** Begin DATA ROWS **

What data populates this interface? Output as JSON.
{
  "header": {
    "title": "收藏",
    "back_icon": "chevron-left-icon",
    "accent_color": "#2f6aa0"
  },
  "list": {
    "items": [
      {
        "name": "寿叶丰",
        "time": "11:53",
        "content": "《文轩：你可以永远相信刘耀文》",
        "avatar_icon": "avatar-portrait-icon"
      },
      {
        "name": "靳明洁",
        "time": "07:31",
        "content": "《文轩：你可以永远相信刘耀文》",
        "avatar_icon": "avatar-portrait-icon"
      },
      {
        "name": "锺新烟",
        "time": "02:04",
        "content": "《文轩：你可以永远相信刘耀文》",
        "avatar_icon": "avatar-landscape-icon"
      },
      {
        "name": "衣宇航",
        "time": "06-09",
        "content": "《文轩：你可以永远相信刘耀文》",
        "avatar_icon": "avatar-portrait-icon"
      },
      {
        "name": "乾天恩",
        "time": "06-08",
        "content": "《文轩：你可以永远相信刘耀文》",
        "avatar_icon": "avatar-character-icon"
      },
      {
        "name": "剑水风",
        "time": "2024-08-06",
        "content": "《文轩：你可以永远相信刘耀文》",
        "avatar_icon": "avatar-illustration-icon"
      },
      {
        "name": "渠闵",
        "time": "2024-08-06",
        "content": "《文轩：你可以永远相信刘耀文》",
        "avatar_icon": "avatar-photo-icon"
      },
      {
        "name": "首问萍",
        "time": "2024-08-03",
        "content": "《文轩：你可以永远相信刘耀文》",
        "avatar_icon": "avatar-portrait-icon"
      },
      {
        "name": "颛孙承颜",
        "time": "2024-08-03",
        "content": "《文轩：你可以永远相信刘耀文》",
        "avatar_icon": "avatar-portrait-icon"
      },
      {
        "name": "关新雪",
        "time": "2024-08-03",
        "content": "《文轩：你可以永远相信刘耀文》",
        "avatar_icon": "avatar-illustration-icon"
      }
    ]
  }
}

** End DATA ROWS **

REQUEST.
In the records above, find each line holding "name" and copy it.

WRITTEN ANSWER.
        "name": "寿叶丰",
        "name": "靳明洁",
        "name": "锺新烟",
        "name": "衣宇航",
        "name": "乾天恩",
        "name": "剑水风",
        "name": "渠闵",
        "name": "首问萍",
        "name": "颛孙承颜",
        "name": "关新雪",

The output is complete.